課題一覧.
[1] 空海に関する本文のうち、「教科書には唐に渡った僧として」という語句のある箇所から書き始め、「たらどうする?どうやる?)。」まで来たら止めて、一字も変えずに書き写してください。
[2] 空海に関する本文をもとに、次の問いに答えてください。
(a) 空海はのちに何と呼ばれましたか。
(b) 最澄の渡航費用は誰が負担しましたか。
(c) 空海は誰から密教の教えを伝授されましたか。

本文抜粋.
****************

浅き夢見じ酔いもせず
今から1200年ほど昔。
日本から一人の若い僧が中国へと渡りました。
空海。
のちに弘法大師といわれます。
教科書には唐に渡った僧として
最澄と空海が
同じフォント、文字の太さで書かれていますが、出発時の待遇は全く違います。
最澄は地位も高く、国から派遣される立場のため、すべて費用は国持ち。
(会社でいったらすべて経費で落ちる(いいね〜!!))
空海は留学僧という低い立場のため、すべて自費です。
「行くのは許可するよ。でもお金は個人負担ね」です(自分だったらどうする?どうやる?)。
相当な額になりますが、そのお金を捻出する才覚が空海にはあったとのこと。
すごい。。。
天才といわれた空海は
日本からいきなり来た僧にも関わらず
他の多くの中国人の弟子をさておき
唐の高名な恵果和尚から
当時中国にあった密教の教えをすべて伝授されます。

****************

データ.

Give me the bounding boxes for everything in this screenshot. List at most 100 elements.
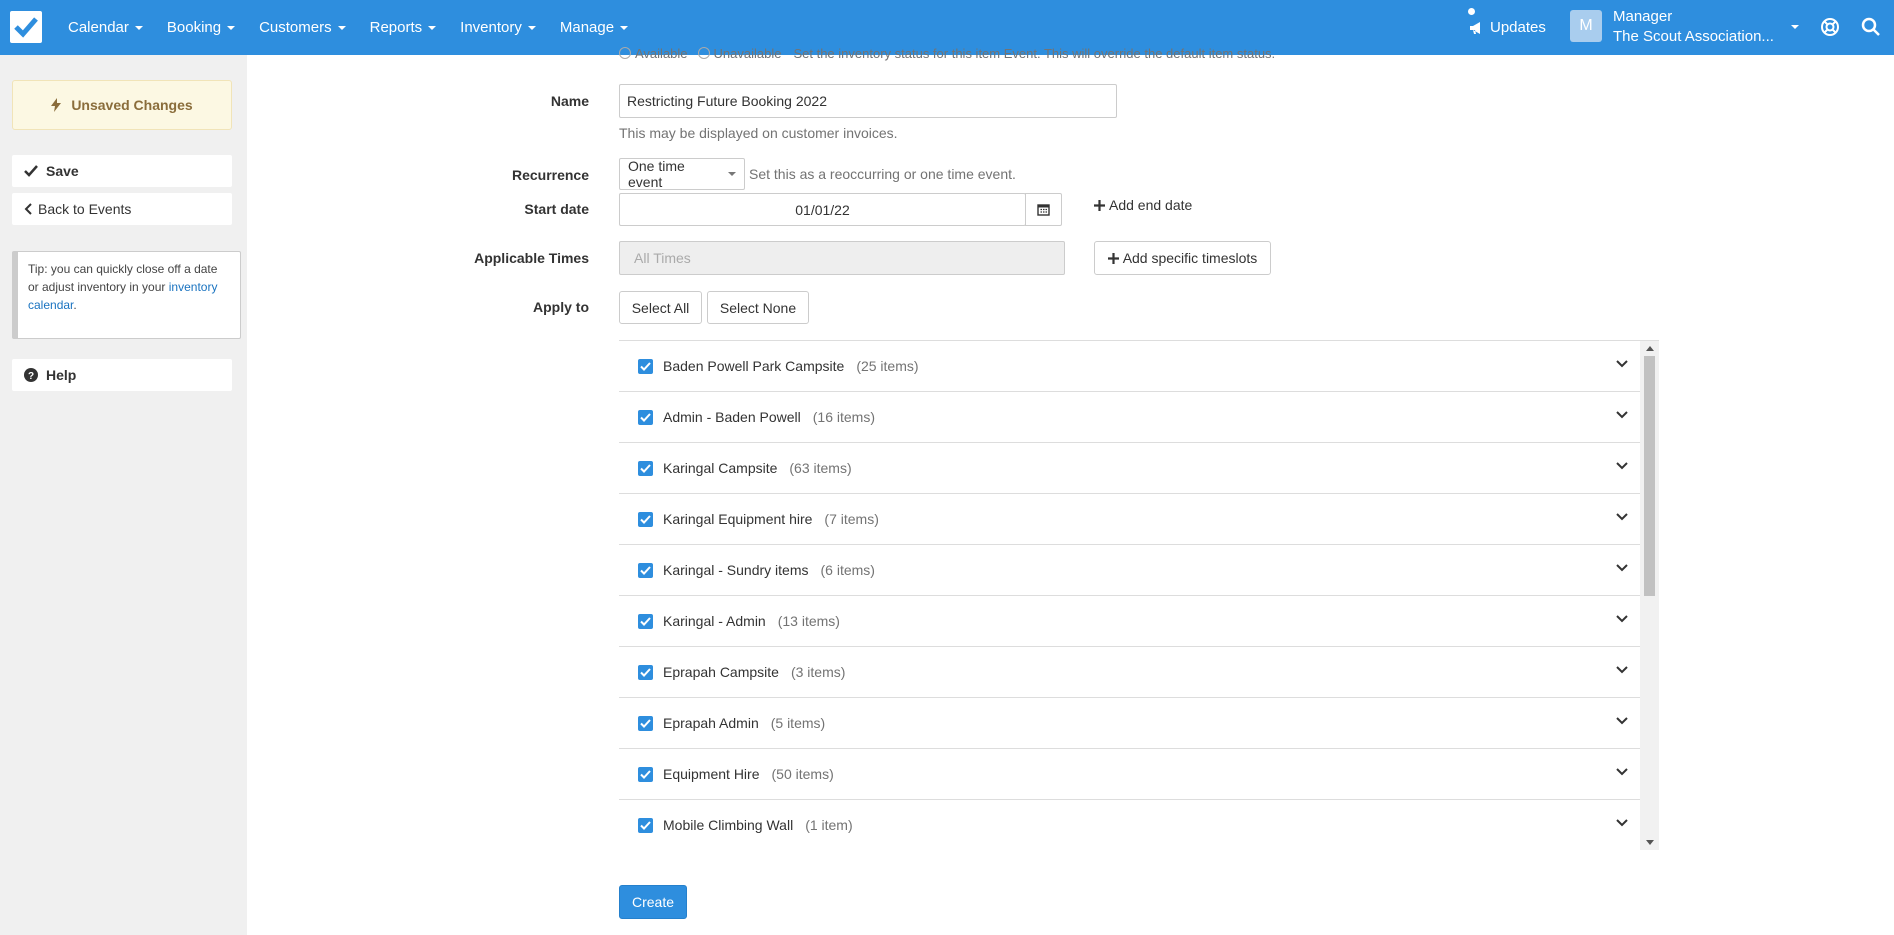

****************

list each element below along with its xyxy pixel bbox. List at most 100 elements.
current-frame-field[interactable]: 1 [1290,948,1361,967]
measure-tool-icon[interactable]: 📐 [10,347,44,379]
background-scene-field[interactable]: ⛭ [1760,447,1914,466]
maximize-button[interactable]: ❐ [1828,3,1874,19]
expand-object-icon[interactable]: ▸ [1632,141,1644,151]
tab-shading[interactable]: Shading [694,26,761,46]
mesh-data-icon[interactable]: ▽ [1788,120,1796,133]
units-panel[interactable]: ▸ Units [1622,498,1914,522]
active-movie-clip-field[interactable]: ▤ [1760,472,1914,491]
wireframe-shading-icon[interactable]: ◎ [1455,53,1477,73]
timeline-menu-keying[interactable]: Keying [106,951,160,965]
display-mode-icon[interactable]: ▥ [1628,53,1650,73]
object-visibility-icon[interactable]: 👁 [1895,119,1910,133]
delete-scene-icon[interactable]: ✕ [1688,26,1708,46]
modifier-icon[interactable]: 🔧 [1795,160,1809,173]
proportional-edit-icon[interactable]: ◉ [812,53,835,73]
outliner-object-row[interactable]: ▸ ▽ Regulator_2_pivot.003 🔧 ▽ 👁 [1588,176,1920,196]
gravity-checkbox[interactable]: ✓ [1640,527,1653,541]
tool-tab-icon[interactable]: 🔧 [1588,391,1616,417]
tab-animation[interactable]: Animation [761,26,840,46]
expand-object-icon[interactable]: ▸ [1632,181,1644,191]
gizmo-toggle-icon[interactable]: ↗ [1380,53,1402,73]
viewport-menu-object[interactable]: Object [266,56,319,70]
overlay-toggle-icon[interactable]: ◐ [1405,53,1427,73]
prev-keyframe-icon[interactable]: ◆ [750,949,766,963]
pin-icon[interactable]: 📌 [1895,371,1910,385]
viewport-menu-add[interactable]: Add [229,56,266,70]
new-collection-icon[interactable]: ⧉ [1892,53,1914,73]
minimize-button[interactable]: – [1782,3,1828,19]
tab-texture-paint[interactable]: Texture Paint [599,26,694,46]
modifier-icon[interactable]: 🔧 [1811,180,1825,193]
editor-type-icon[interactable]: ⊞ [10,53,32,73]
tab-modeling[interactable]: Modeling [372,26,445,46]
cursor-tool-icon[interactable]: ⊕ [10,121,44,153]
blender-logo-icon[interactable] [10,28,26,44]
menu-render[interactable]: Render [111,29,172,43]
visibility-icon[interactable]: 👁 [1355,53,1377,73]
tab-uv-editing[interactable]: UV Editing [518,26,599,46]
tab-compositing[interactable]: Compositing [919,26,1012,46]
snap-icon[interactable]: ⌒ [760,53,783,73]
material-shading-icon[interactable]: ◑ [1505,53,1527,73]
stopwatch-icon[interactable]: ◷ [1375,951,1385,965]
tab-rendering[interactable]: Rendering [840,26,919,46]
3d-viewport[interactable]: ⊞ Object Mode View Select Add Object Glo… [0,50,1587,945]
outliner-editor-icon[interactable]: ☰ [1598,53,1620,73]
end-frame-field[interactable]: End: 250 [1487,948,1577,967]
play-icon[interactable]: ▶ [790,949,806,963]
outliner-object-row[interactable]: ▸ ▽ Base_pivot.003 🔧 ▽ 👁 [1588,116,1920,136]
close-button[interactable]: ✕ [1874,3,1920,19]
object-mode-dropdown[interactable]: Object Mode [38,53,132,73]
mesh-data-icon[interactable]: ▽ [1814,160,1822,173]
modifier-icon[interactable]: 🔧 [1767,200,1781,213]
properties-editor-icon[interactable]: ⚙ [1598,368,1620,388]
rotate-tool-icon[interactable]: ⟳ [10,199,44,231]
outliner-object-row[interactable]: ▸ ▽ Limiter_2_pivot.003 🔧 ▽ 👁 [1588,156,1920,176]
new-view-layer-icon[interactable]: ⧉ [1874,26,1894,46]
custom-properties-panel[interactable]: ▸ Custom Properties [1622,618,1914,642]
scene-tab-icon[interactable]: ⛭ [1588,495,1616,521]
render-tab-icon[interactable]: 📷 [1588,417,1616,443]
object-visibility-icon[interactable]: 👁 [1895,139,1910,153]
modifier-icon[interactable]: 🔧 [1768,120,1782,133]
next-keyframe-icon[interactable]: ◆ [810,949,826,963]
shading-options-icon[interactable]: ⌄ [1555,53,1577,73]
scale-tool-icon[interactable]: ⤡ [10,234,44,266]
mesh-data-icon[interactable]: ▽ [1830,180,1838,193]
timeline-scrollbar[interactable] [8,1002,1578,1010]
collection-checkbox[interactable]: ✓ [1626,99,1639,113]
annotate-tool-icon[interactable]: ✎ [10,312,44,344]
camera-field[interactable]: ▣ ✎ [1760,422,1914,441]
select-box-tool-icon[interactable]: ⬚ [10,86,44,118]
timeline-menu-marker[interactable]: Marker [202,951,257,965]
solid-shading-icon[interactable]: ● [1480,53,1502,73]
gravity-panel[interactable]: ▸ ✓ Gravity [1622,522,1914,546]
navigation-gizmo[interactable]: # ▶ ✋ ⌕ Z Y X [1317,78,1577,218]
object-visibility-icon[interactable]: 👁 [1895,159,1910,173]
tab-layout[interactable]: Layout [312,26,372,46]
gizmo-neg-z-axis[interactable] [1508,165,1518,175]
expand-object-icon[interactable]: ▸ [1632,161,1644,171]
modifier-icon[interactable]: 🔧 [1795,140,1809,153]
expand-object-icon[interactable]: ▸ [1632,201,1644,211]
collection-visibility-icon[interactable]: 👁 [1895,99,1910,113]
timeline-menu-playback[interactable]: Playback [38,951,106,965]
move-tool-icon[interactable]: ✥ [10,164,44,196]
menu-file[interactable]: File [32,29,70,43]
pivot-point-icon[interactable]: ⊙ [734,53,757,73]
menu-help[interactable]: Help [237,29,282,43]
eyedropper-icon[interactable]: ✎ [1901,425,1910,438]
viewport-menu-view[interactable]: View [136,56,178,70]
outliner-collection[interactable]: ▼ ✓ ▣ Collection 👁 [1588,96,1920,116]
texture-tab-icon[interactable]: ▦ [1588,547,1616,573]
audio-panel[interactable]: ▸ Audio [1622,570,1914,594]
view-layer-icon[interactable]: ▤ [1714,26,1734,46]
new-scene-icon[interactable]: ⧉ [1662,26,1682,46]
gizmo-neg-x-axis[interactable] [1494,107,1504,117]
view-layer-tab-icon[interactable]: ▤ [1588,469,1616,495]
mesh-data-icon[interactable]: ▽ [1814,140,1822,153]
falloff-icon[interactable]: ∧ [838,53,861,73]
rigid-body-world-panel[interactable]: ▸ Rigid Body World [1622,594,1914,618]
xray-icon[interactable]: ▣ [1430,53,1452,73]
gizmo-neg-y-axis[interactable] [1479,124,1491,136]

****************

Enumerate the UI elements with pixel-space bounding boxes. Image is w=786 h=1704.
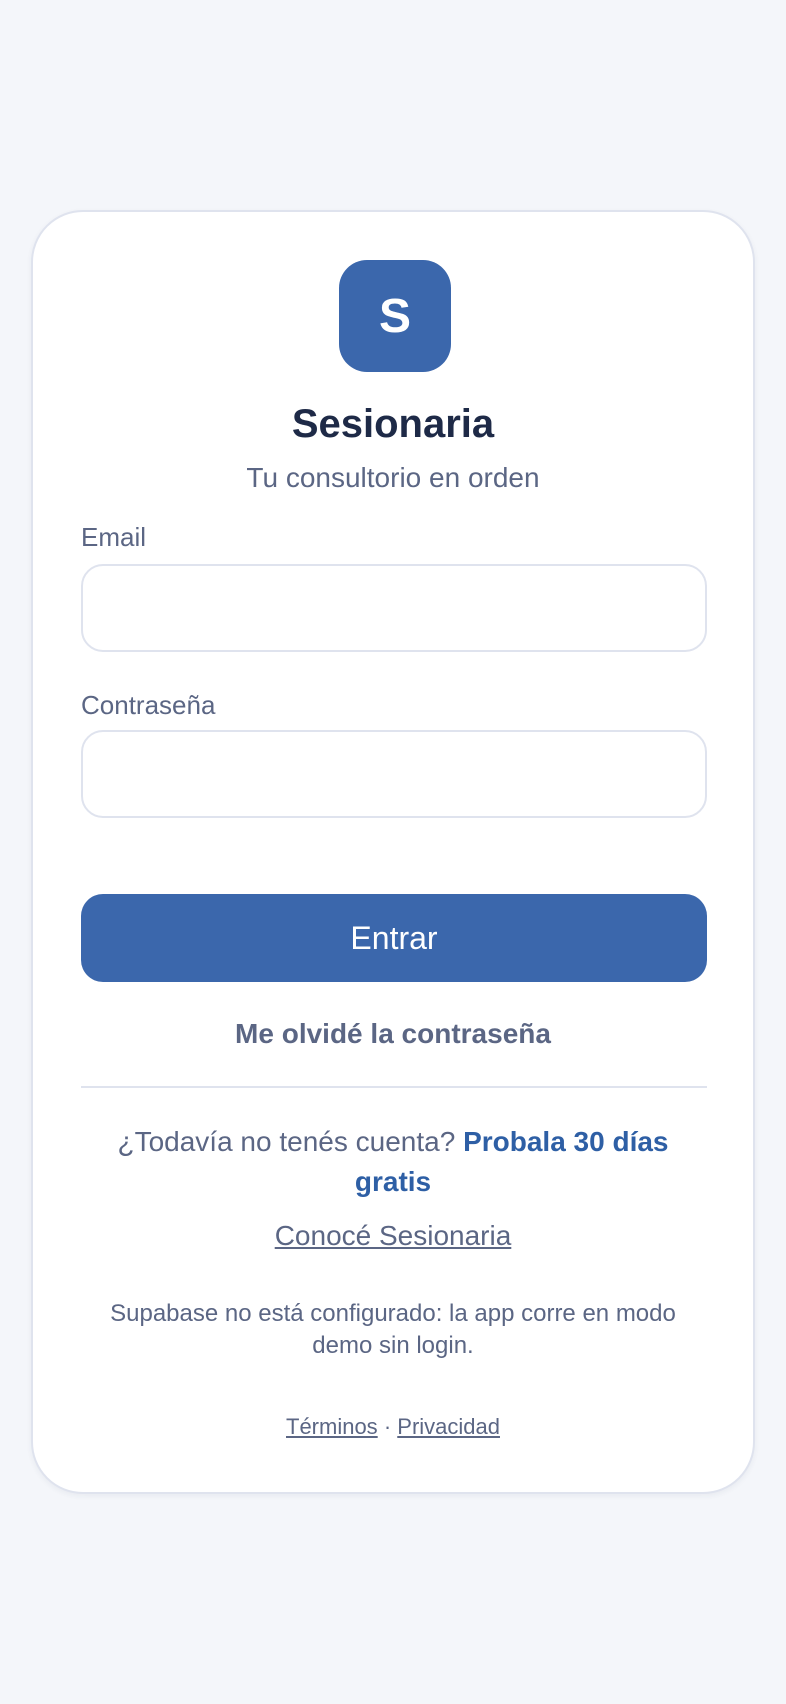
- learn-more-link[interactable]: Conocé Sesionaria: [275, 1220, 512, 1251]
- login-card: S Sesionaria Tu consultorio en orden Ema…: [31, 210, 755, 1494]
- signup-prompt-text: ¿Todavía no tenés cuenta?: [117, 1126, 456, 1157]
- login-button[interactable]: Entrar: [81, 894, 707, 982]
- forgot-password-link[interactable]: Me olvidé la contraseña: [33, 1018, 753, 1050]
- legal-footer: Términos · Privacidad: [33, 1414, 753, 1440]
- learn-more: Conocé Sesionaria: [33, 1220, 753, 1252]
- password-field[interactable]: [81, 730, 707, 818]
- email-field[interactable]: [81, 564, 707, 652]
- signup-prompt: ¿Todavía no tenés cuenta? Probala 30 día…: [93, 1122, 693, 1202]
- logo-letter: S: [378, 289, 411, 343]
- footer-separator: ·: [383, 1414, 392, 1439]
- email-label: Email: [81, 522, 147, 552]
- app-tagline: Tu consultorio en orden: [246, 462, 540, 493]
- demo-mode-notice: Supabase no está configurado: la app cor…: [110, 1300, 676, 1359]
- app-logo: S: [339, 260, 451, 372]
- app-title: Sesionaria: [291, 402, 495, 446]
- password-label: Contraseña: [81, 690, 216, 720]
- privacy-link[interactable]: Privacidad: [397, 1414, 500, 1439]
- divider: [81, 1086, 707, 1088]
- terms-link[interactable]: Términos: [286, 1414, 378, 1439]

****************

解答.
[1]
教科書には唐に渡った僧として
最澄と空海が
同じフォント、文字の太さで書かれていますが、出発時の待遇は全く違います。
最澄は地位も高く、国から派遣される立場のため、すべて費用は国持ち。
(会社でいったらすべて経費で落ちる(いいね〜!!))
空海は留学僧という低い立場のため、すべて自費です。
「行くのは許可するよ。でもお金は個人負担ね」です(自分だったらどうする?どうやる?)。

[2]
(a) 空海はのちに弘法大師と呼ばれました。
(b) 最澄の費用はすべて国が負担しました。
(c) 空海は唐の高名な恵果和尚から伝授されました。